[Start of EXERCISE INPUT]
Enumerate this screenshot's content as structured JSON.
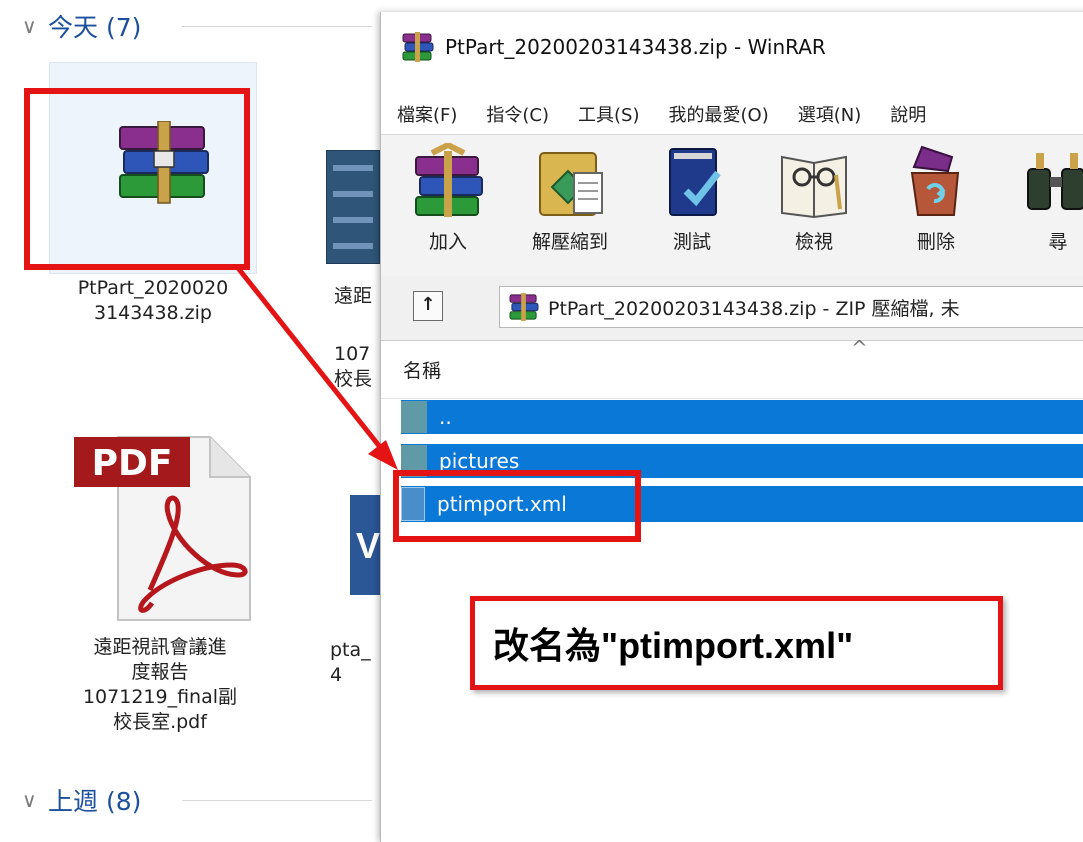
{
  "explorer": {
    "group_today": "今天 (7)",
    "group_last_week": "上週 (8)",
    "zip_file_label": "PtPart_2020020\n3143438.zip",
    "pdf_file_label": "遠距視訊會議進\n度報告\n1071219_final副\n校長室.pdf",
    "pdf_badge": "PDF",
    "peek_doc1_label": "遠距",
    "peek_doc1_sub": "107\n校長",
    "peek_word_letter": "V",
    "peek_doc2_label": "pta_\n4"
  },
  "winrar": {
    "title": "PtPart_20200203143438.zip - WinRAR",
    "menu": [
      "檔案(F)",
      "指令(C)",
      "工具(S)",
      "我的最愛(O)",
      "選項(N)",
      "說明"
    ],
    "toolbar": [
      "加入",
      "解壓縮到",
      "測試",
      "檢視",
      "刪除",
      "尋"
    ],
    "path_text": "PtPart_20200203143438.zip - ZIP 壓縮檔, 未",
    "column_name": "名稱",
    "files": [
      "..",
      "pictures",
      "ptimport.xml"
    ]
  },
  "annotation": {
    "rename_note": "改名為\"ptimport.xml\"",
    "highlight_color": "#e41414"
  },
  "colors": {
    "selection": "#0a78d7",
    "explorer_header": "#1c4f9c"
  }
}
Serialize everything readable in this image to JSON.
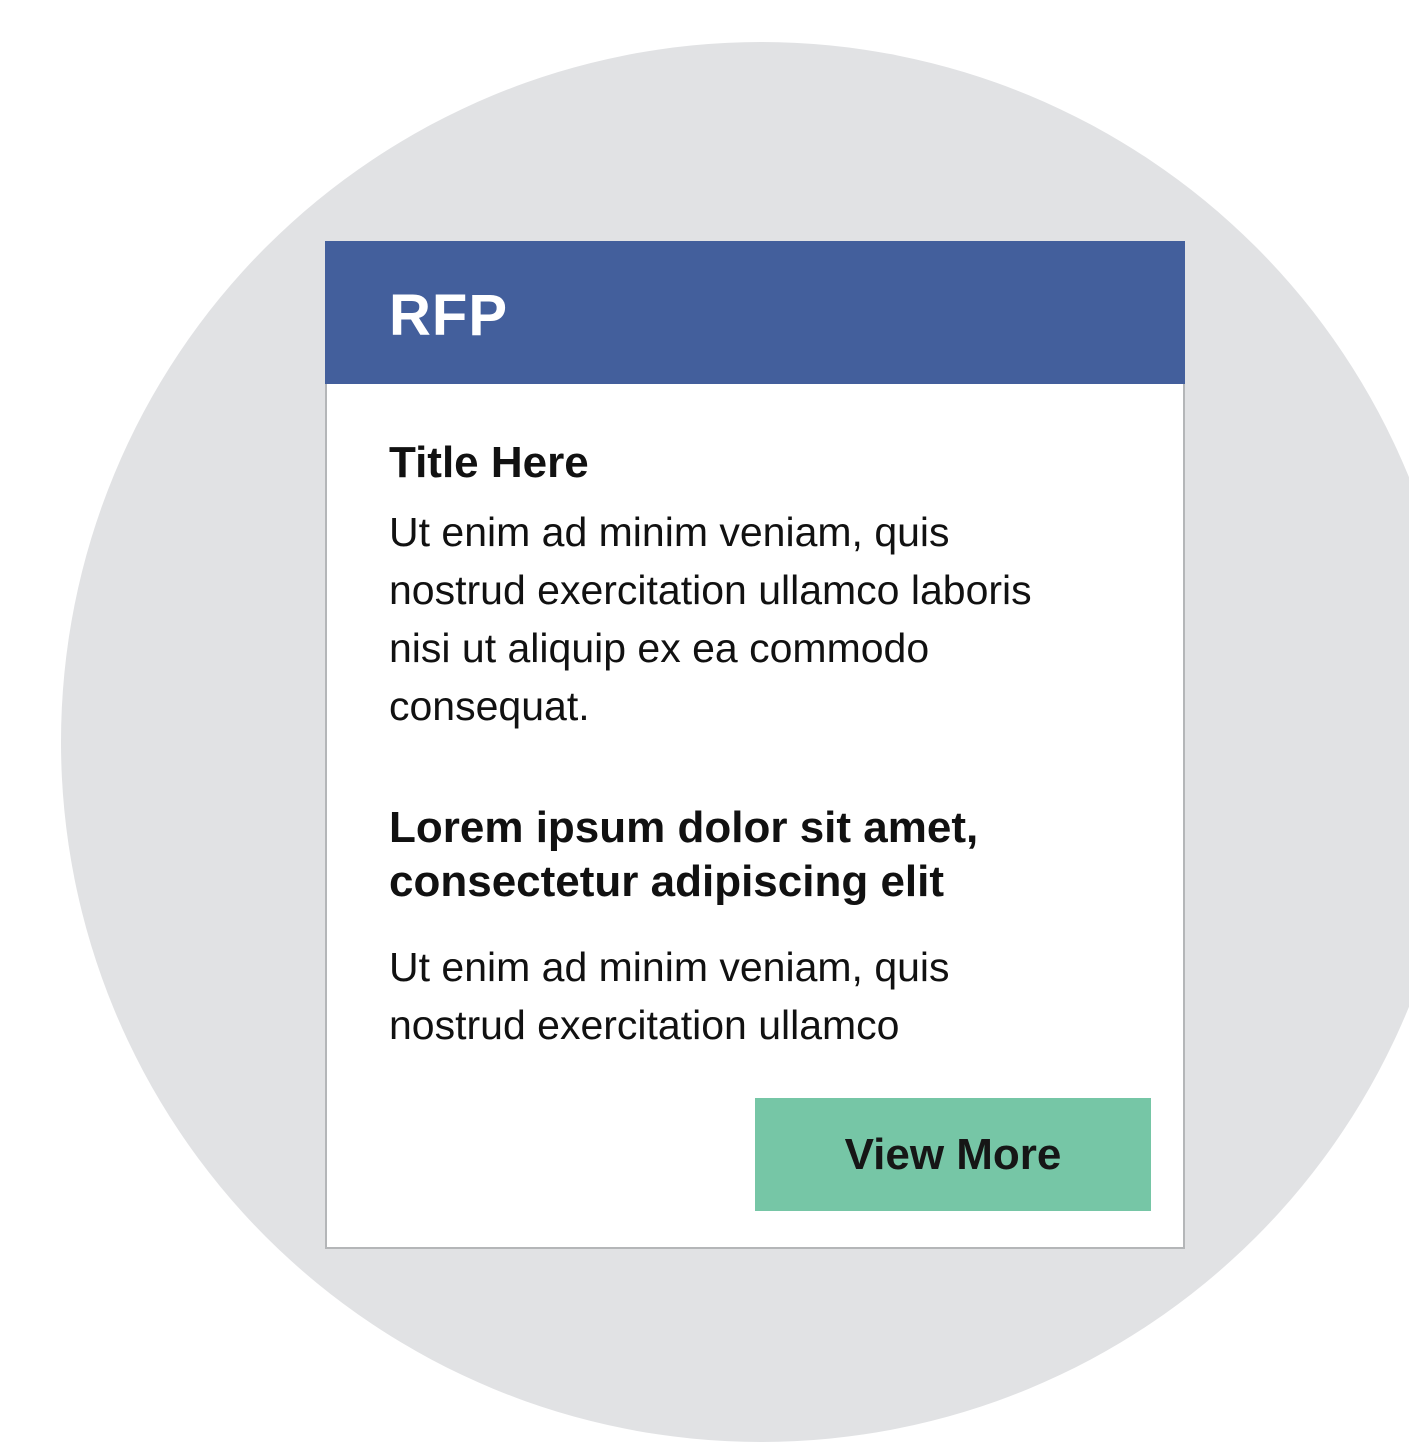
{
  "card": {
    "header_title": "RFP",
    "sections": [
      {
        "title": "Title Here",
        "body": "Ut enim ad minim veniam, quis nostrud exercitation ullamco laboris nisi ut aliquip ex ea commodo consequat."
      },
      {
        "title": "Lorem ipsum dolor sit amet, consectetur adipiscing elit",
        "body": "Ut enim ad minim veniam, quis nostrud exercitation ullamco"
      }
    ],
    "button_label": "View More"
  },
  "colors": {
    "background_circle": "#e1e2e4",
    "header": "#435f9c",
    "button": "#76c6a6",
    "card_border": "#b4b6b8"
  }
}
[End of EXERCISE INPUT]
[Start of EXERCISE INPUT]
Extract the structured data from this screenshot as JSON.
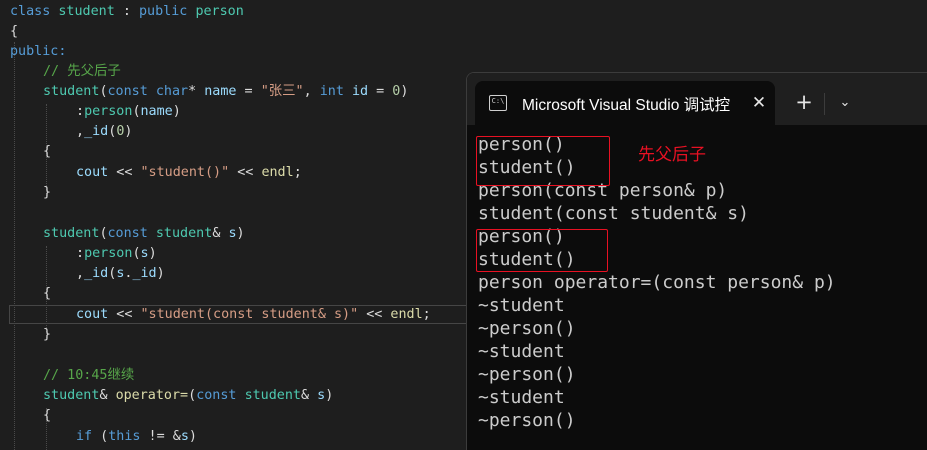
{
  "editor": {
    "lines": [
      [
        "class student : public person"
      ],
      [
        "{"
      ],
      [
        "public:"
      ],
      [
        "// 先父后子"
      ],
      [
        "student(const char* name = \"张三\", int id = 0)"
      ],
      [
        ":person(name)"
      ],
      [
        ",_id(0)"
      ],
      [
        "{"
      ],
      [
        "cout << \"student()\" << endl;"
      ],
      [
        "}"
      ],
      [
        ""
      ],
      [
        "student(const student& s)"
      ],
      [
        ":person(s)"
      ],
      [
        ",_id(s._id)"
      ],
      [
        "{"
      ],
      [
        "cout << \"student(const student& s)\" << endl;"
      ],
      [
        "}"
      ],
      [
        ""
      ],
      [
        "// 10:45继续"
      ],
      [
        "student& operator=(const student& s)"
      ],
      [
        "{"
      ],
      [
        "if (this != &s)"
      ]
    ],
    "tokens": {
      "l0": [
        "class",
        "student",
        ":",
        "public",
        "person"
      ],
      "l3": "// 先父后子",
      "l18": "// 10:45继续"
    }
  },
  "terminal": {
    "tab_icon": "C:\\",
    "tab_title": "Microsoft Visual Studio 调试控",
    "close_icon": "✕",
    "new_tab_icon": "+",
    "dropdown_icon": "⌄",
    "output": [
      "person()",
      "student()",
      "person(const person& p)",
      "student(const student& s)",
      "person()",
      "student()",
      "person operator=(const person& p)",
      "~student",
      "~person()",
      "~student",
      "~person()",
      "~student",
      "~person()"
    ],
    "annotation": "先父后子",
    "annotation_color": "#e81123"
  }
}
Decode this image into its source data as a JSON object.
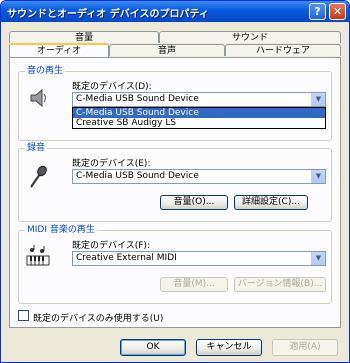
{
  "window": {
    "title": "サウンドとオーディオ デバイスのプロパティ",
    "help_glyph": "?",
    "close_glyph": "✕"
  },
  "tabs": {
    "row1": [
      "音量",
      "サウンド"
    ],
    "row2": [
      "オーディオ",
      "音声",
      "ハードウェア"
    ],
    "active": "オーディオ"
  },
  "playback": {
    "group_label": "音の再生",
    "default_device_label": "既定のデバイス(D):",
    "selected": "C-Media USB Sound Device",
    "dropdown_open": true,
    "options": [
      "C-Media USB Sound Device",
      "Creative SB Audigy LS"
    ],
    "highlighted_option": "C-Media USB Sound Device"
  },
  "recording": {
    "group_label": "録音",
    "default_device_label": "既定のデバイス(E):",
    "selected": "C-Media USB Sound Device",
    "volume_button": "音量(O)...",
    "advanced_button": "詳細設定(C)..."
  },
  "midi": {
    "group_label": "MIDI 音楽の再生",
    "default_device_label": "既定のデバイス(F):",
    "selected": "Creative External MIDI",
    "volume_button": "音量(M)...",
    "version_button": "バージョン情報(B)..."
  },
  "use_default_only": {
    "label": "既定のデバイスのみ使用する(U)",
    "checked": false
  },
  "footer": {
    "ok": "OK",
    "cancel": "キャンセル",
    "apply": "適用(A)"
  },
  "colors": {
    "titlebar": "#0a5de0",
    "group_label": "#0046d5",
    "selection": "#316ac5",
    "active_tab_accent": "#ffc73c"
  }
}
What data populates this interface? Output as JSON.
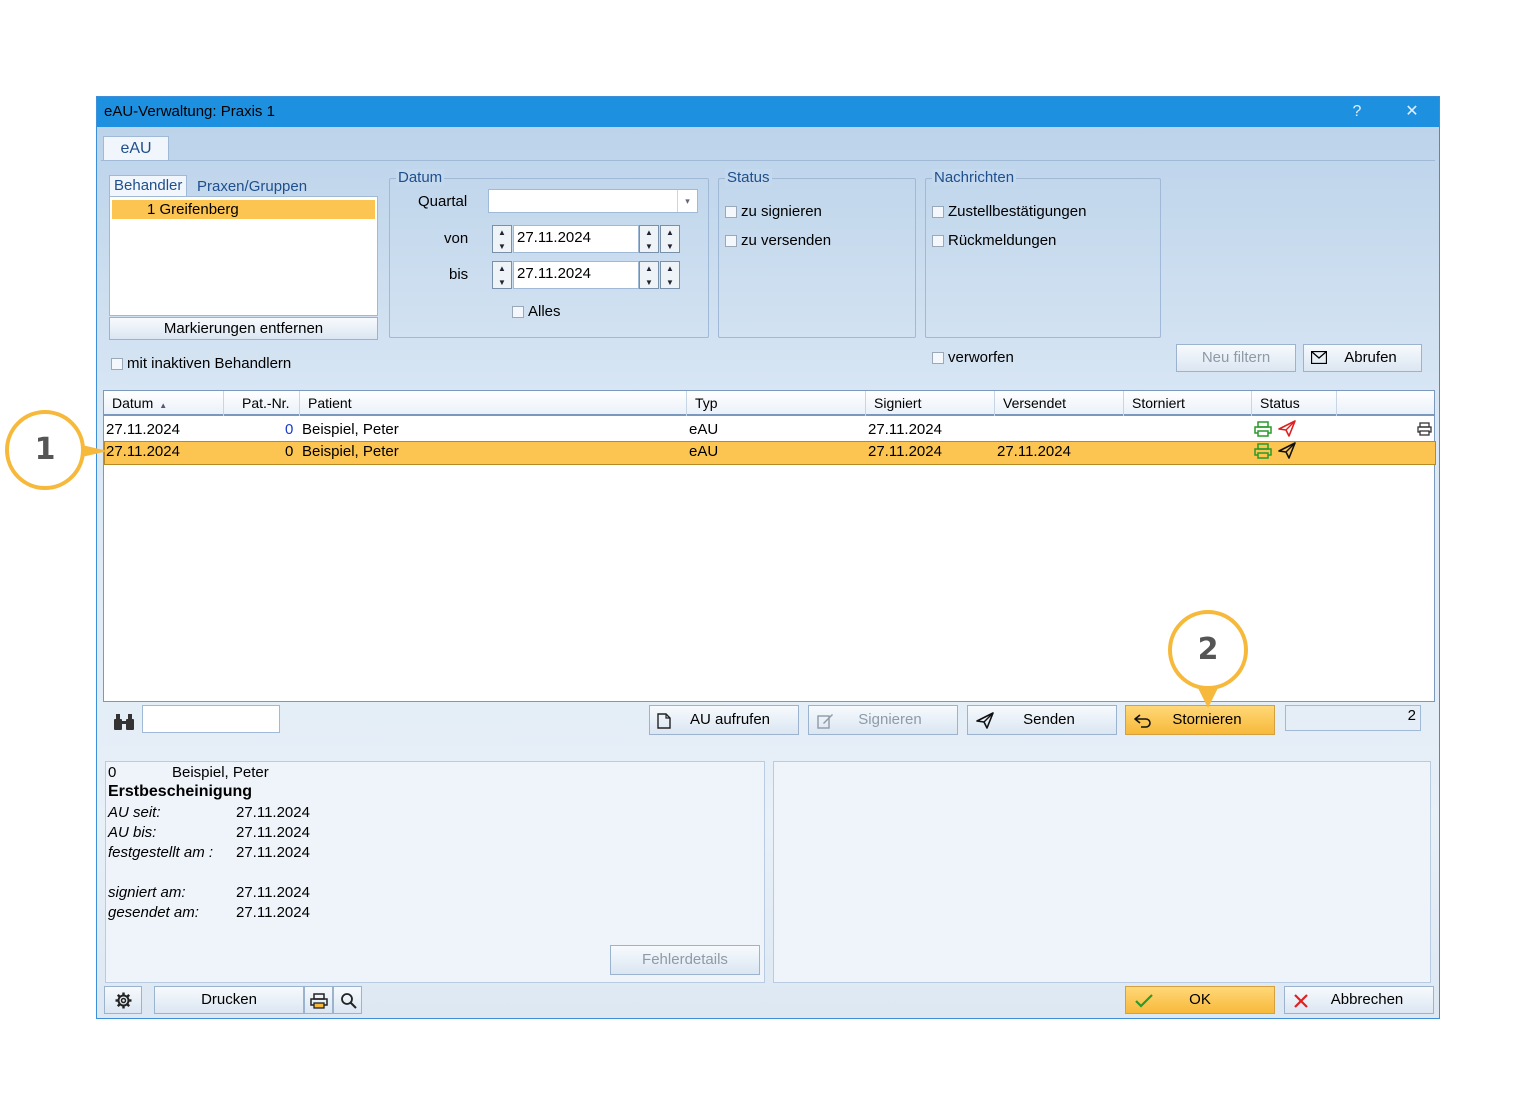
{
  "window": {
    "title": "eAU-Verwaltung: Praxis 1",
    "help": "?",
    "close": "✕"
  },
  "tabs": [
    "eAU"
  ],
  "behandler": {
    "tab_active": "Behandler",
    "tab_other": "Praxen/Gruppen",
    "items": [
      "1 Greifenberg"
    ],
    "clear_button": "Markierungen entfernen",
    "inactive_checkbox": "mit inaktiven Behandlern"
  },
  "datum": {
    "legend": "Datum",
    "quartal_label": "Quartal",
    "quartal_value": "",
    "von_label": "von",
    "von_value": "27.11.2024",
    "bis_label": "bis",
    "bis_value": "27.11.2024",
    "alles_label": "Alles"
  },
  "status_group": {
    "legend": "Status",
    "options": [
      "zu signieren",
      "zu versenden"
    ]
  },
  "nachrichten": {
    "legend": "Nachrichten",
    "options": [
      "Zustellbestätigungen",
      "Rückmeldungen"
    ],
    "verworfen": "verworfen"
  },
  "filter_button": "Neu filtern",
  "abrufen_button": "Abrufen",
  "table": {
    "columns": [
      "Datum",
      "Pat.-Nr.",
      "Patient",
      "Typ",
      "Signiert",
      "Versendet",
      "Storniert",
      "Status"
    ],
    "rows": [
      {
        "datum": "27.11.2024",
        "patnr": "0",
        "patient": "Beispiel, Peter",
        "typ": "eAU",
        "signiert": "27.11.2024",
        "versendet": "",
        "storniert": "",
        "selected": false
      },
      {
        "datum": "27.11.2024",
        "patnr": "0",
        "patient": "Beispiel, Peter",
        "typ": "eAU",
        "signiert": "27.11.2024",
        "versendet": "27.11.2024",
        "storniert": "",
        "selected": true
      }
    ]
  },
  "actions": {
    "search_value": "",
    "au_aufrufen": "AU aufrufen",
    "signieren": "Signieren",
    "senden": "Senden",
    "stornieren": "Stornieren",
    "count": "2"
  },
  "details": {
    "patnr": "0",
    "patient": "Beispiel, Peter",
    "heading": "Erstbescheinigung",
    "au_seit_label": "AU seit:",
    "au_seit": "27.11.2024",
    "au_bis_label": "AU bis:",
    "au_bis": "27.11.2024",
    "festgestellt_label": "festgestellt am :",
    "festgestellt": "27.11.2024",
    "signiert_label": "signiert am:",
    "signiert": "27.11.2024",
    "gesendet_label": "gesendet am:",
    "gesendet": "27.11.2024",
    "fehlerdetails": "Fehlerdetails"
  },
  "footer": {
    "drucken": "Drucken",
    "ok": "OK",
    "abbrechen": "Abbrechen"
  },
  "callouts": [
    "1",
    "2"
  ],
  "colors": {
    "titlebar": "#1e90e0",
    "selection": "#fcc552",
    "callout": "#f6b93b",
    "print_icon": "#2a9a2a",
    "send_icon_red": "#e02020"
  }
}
[End of EXERCISE INPUT]
- PROBLEM TO SOLVE
List all lines above in which the string "endl" appears.

- RESULT FOR THIS EXERCISE
        "cout << \"student()\" << endl;"
        "cout << \"student(const student& s)\" << endl;"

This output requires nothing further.